__RECORDS FOR PROCESSING__:

- - - - -

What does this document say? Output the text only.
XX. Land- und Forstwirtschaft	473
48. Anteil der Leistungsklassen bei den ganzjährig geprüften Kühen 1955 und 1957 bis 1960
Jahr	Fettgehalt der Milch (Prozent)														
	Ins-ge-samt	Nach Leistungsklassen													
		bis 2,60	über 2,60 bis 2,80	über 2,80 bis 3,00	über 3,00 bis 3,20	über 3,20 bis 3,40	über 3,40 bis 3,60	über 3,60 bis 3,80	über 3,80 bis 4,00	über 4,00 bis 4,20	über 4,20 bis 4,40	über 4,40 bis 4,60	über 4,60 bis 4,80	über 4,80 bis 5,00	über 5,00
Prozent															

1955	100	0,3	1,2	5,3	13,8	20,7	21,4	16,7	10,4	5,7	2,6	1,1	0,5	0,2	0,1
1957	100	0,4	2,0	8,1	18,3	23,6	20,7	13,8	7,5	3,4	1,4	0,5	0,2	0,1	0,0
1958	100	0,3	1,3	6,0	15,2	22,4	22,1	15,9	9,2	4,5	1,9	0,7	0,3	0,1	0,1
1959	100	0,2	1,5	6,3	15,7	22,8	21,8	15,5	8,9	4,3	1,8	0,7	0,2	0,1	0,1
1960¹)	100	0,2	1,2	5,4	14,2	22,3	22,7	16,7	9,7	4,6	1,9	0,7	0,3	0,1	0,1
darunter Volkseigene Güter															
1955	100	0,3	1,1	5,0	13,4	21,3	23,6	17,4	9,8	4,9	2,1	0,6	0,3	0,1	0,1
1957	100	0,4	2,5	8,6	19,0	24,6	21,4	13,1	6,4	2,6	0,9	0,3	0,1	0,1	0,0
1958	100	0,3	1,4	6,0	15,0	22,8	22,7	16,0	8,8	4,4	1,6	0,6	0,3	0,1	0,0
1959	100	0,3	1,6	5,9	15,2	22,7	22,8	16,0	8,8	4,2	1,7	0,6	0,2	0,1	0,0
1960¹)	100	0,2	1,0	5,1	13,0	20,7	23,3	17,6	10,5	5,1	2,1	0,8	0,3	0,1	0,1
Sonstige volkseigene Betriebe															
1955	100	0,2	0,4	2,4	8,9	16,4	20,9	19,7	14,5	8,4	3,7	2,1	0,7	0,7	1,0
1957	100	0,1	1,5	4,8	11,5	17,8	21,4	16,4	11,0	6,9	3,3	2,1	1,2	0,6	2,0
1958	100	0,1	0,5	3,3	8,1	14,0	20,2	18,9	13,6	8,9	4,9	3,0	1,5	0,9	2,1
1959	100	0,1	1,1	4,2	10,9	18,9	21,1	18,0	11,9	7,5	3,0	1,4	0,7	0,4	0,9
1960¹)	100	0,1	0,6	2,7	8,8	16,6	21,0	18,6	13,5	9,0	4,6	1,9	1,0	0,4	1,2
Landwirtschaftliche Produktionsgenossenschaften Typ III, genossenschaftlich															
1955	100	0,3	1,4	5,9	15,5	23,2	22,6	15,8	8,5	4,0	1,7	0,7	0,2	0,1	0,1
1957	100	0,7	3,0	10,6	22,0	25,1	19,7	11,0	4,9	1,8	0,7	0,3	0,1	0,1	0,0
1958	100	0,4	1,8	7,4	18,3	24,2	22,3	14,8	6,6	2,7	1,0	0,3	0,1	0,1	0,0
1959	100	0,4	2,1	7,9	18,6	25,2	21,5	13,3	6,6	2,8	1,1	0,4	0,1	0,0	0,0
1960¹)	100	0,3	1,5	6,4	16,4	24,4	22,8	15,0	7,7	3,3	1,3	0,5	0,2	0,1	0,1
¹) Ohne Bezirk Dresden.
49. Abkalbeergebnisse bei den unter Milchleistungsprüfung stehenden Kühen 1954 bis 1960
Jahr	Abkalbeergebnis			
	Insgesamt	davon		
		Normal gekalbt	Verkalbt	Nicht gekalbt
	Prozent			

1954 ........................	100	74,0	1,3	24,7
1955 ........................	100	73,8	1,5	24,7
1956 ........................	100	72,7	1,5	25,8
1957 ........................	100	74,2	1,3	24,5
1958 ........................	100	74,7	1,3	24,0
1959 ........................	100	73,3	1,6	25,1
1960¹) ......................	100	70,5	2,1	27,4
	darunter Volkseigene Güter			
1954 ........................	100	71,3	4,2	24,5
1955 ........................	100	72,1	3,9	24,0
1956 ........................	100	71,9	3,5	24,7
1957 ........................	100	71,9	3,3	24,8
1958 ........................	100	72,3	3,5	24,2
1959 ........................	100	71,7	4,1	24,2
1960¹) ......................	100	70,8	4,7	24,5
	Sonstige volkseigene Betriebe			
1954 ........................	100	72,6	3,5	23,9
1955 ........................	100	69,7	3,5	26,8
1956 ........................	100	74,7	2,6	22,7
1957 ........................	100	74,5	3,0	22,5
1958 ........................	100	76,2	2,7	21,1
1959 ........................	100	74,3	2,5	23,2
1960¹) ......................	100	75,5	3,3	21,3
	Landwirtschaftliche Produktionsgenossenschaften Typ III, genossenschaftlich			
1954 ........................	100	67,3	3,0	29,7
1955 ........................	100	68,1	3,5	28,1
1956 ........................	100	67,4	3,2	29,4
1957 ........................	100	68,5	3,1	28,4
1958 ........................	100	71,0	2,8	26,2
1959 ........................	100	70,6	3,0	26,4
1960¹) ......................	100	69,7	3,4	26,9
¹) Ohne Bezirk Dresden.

- - - - -

Copy down the whole of the data above, matching it exactly.

What does this document say? Output the text only.
XX. Land- und Forstwirtschaft	473
48. Anteil der Leistungsklassen bei den ganzjährig geprüften Kühen 1955 und 1957 bis 1960
Jahr	Fettgehalt der Milch (Prozent)														
	Ins-ge-samt	Nach Leistungsklassen													
		bis 2,60	über 2,60 bis 2,80	über 2,80 bis 3,00	über 3,00 bis 3,20	über 3,20 bis 3,40	über 3,40 bis 3,60	über 3,60 bis 3,80	über 3,80 bis 4,00	über 4,00 bis 4,20	über 4,20 bis 4,40	über 4,40 bis 4,60	über 4,60 bis 4,80	über 4,80 bis 5,00	über 5,00
Prozent															

1955	100	0,3	1,2	5,3	13,8	20,7	21,4	16,7	10,4	5,7	2,6	1,1	0,5	0,2	0,1
1957	100	0,4	2,0	8,1	18,3	23,6	20,7	13,8	7,5	3,4	1,4	0,5	0,2	0,1	0,0
1958	100	0,3	1,3	6,0	15,2	22,4	22,1	15,9	9,2	4,5	1,9	0,7	0,3	0,1	0,1
1959	100	0,2	1,5	6,3	15,7	22,8	21,8	15,5	8,9	4,3	1,8	0,7	0,2	0,1	0,1
1960¹)	100	0,2	1,2	5,4	14,2	22,3	22,7	16,7	9,7	4,6	1,9	0,7	0,3	0,1	0,1
darunter Volkseigene Güter															
1955	100	0,3	1,1	5,0	13,4	21,3	23,6	17,4	9,8	4,9	2,1	0,6	0,3	0,1	0,1
1957	100	0,4	2,5	8,6	19,0	24,6	21,4	13,1	6,4	2,6	0,9	0,3	0,1	0,1	0,0
1958	100	0,3	1,4	6,0	15,0	22,8	22,7	16,0	8,8	4,4	1,6	0,6	0,3	0,1	0,0
1959	100	0,3	1,6	5,9	15,2	22,7	22,8	16,0	8,8	4,2	1,7	0,6	0,2	0,1	0,0
1960¹)	100	0,2	1,0	5,1	13,0	20,7	23,3	17,6	10,5	5,1	2,1	0,8	0,3	0,1	0,1
Sonstige volkseigene Betriebe															
1955	100	0,2	0,4	2,4	8,9	16,4	20,9	19,7	14,5	8,4	3,7	2,1	0,7	0,7	1,0
1957	100	0,1	1,5	4,8	11,5	17,8	21,4	16,4	11,0	6,9	3,3	2,1	1,2	0,6	2,0
1958	100	0,1	0,5	3,3	8,1	14,0	20,2	18,9	13,6	8,9	4,9	3,0	1,5	0,9	2,1
1959	100	0,1	1,1	4,2	10,9	18,9	21,1	18,0	11,9	7,5	3,0	1,4	0,7	0,4	0,9
1960¹)	100	0,1	0,6	2,7	8,8	16,6	21,0	18,6	13,5	9,0	4,6	1,9	1,0	0,4	1,2
Landwirtschaftliche Produktionsgenossenschaften Typ III, genossenschaftlich															
1955	100	0,3	1,4	5,9	15,5	23,2	22,6	15,8	8,5	4,0	1,7	0,7	0,2	0,1	0,1
1957	100	0,7	3,0	10,6	22,0	25,1	19,7	11,0	4,9	1,8	0,7	0,3	0,1	0,1	0,0
1958	100	0,4	1,8	7,4	18,3	24,2	22,3	14,8	6,6	2,7	1,0	0,3	0,1	0,1	0,0
1959	100	0,4	2,1	7,9	18,6	25,2	21,5	13,3	6,6	2,8	1,1	0,4	0,1	0,0	0,0
1960¹)	100	0,3	1,5	6,4	16,4	24,4	22,8	15,0	7,7	3,3	1,3	0,5	0,2	0,1	0,1
¹) Ohne Bezirk Dresden.
49. Abkalbeergebnisse bei den unter Milchleistungsprüfung stehenden Kühen 1954 bis 1960
Jahr	Abkalbeergebnis			
	Insgesamt	davon		
		Normal gekalbt	Verkalbt	Nicht gekalbt
	Prozent			

1954 ........................	100	74,0	1,3	24,7
1955 ........................	100	73,8	1,5	24,7
1956 ........................	100	72,7	1,5	25,8
1957 ........................	100	74,2	1,3	24,5
1958 ........................	100	74,7	1,3	24,0
1959 ........................	100	73,3	1,6	25,1
1960¹) ......................	100	70,5	2,1	27,4
	darunter Volkseigene Güter			
1954 ........................	100	71,3	4,2	24,5
1955 ........................	100	72,1	3,9	24,0
1956 ........................	100	71,9	3,5	24,7
1957 ........................	100	71,9	3,3	24,8
1958 ........................	100	72,3	3,5	24,2
1959 ........................	100	71,7	4,1	24,2
1960¹) ......................	100	70,8	4,7	24,5
	Sonstige volkseigene Betriebe			
1954 ........................	100	72,6	3,5	23,9
1955 ........................	100	69,7	3,5	26,8
1956 ........................	100	74,7	2,6	22,7
1957 ........................	100	74,5	3,0	22,5
1958 ........................	100	76,2	2,7	21,1
1959 ........................	100	74,3	2,5	23,2
1960¹) ......................	100	75,5	3,3	21,3
	Landwirtschaftliche Produktionsgenossenschaften Typ III, genossenschaftlich			
1954 ........................	100	67,3	3,0	29,7
1955 ........................	100	68,1	3,5	28,1
1956 ........................	100	67,4	3,2	29,4
1957 ........................	100	68,5	3,1	28,4
1958 ........................	100	71,0	2,8	26,2
1959 ........................	100	70,6	3,0	26,4
1960¹) ......................	100	69,7	3,4	26,9
¹) Ohne Bezirk Dresden.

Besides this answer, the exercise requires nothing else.